YOUR TASK:
From the records below, give the number of lines that contain the string "Count", without any other text.

(Stored dataset items)
## Start
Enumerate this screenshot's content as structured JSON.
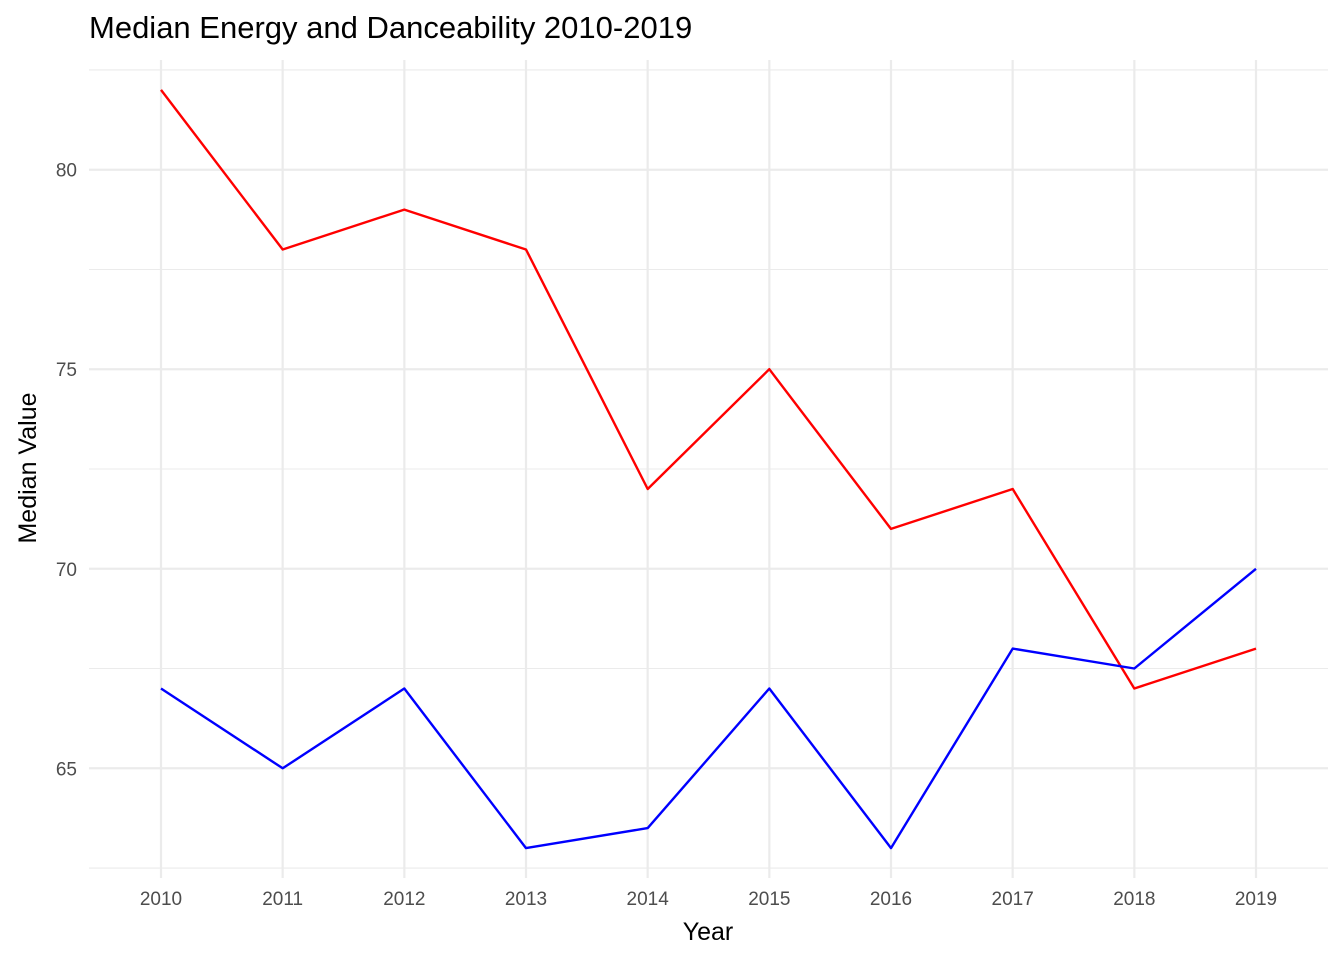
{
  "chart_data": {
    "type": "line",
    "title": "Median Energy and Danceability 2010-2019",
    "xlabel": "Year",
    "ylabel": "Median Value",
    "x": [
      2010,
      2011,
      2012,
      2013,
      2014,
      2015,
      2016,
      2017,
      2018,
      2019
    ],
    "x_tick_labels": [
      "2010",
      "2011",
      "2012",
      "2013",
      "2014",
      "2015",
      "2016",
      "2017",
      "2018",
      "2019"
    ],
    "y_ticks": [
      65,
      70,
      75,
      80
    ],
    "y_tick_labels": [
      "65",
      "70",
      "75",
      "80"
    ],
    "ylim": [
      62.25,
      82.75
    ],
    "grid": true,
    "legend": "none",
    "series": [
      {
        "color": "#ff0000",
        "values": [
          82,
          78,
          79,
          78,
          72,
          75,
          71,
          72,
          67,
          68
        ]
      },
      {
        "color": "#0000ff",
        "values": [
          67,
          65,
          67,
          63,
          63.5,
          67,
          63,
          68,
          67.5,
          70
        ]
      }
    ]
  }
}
## End
## Start
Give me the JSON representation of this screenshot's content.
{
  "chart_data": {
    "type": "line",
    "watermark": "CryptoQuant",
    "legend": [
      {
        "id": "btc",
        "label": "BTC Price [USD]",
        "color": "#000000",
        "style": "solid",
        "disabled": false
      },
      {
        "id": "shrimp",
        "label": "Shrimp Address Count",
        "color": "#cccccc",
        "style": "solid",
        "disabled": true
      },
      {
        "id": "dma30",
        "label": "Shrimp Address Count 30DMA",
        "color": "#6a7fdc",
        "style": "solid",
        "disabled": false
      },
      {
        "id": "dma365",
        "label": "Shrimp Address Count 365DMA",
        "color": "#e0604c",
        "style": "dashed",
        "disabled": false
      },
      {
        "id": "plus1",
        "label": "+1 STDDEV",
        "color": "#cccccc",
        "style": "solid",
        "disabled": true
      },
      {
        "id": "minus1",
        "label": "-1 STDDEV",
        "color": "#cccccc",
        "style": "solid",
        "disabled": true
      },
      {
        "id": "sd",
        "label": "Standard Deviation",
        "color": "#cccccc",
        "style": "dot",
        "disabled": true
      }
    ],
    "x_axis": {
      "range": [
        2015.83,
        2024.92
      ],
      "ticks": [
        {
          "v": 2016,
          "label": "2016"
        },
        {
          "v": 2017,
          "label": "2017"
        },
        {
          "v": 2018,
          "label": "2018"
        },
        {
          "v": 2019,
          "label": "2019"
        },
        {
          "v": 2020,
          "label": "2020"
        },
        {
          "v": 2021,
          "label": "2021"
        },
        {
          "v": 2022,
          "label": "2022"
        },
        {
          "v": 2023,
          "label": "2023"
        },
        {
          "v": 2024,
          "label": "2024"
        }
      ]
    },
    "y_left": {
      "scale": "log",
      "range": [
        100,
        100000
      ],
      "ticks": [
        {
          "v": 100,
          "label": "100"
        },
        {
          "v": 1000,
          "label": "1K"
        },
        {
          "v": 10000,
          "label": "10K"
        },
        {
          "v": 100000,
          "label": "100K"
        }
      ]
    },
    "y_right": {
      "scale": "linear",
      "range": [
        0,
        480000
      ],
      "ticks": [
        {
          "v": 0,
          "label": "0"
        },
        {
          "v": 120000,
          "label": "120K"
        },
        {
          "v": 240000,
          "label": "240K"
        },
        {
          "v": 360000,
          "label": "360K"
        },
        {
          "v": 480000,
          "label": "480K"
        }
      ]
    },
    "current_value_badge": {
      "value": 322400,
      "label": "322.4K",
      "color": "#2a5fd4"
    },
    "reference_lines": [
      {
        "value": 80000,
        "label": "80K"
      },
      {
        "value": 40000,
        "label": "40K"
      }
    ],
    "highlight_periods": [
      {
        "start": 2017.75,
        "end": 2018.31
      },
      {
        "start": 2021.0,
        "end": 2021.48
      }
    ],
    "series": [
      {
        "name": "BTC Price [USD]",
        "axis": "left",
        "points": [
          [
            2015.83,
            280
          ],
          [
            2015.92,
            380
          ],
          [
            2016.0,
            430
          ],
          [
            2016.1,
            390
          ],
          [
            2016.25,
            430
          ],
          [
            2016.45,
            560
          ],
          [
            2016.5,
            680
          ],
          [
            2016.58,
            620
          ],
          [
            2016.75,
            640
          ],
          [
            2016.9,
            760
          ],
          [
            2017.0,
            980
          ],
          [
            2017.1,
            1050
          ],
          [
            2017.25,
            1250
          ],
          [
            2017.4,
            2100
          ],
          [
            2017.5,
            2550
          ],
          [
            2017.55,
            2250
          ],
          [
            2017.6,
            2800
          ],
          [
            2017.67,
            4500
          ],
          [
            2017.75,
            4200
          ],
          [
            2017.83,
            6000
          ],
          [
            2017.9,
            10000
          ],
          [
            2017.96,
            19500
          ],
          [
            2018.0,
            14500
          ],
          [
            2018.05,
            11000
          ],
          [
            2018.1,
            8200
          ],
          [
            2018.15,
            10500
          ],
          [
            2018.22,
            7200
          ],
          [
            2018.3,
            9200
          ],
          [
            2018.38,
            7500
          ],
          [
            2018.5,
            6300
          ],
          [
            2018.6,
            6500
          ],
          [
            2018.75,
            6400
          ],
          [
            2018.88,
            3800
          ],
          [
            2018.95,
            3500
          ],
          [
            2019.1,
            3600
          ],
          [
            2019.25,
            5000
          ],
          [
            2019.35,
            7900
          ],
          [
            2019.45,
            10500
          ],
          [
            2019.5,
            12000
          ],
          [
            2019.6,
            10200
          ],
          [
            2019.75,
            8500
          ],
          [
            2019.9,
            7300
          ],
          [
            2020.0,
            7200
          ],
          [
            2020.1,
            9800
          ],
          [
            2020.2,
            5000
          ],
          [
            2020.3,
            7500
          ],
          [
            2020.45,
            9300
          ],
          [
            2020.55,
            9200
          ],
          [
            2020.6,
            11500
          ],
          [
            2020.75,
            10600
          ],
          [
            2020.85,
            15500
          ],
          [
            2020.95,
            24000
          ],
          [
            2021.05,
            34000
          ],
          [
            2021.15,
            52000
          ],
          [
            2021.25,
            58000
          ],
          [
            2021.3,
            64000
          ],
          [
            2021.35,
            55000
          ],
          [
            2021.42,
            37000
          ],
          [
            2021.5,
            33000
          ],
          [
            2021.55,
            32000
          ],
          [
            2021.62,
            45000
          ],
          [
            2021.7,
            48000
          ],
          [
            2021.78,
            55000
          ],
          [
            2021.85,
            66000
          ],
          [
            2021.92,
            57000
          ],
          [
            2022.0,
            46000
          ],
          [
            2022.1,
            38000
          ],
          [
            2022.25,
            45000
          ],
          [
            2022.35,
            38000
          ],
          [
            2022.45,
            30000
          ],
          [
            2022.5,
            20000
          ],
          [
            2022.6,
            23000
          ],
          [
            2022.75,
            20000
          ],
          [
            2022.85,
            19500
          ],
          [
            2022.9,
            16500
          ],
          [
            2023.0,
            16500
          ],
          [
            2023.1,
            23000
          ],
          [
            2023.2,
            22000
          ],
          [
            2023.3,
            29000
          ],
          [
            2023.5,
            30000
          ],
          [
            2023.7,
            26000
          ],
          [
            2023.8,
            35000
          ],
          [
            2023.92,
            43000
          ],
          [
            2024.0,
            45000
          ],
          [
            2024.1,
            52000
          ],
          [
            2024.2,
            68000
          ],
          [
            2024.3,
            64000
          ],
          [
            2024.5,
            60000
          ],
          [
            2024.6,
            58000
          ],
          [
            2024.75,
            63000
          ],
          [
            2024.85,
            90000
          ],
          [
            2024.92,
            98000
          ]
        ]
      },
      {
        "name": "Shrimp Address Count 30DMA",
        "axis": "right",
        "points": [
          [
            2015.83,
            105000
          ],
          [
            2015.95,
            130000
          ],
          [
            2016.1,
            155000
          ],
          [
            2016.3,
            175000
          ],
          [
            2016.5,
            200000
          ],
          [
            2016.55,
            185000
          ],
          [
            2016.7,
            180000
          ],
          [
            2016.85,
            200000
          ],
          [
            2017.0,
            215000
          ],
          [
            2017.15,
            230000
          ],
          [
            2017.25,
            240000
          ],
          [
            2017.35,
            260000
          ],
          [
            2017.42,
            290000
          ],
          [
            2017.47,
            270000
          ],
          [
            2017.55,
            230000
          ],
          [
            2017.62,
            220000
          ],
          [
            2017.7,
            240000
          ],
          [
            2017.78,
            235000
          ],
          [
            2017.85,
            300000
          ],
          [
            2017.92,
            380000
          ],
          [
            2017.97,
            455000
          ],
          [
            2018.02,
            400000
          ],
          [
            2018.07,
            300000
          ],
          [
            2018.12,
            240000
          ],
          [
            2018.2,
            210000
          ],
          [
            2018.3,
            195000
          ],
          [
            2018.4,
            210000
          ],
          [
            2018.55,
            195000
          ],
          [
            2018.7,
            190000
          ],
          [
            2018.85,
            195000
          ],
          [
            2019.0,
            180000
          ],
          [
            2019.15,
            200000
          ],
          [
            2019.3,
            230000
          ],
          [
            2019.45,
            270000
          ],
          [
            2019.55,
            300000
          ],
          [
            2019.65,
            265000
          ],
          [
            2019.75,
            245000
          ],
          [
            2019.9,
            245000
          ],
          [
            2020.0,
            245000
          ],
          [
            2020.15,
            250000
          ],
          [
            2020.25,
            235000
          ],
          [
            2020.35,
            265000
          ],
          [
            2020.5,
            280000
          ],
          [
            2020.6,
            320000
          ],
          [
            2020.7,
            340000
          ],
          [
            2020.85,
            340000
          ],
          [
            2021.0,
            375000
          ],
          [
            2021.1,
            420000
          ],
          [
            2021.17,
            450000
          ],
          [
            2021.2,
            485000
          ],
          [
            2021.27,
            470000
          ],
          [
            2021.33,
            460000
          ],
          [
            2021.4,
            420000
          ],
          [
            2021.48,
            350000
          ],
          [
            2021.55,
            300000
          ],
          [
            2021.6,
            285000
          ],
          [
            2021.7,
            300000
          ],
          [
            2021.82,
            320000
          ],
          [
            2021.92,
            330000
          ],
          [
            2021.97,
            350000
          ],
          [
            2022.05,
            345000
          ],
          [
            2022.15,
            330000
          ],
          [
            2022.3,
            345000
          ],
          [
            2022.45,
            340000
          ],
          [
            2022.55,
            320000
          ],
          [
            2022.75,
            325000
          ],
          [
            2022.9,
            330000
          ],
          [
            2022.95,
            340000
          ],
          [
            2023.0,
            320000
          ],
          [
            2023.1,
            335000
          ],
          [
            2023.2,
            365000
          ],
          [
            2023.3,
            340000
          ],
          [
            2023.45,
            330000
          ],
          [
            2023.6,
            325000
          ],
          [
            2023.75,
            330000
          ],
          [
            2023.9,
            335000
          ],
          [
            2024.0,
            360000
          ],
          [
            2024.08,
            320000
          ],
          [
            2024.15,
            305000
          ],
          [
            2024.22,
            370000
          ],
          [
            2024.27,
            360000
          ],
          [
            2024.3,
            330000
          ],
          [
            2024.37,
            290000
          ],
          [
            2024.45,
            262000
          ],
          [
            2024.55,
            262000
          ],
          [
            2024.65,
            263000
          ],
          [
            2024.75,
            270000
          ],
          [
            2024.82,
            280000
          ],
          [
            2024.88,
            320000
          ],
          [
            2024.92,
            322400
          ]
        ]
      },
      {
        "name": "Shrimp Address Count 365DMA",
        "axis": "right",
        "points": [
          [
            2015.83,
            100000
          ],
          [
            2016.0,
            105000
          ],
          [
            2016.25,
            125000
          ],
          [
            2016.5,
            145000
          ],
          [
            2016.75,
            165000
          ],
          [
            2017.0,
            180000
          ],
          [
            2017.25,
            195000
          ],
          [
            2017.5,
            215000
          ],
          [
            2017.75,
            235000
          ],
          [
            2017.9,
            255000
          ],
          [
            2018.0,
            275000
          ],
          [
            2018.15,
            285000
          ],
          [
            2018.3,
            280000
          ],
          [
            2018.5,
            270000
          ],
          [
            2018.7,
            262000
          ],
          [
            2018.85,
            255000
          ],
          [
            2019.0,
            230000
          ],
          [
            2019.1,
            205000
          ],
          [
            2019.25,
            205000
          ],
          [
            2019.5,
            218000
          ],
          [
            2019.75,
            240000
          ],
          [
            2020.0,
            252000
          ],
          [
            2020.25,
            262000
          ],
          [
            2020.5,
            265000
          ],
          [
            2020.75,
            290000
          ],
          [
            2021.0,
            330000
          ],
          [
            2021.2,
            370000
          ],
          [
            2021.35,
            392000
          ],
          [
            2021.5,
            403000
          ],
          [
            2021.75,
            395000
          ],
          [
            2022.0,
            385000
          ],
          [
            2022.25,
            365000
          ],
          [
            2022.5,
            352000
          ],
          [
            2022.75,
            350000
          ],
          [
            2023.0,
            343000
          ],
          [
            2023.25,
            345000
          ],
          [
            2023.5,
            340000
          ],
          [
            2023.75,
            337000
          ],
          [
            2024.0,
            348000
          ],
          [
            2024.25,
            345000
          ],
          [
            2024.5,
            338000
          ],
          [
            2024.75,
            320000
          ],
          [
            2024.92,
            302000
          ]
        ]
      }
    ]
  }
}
## End
FULL ANSWER:
5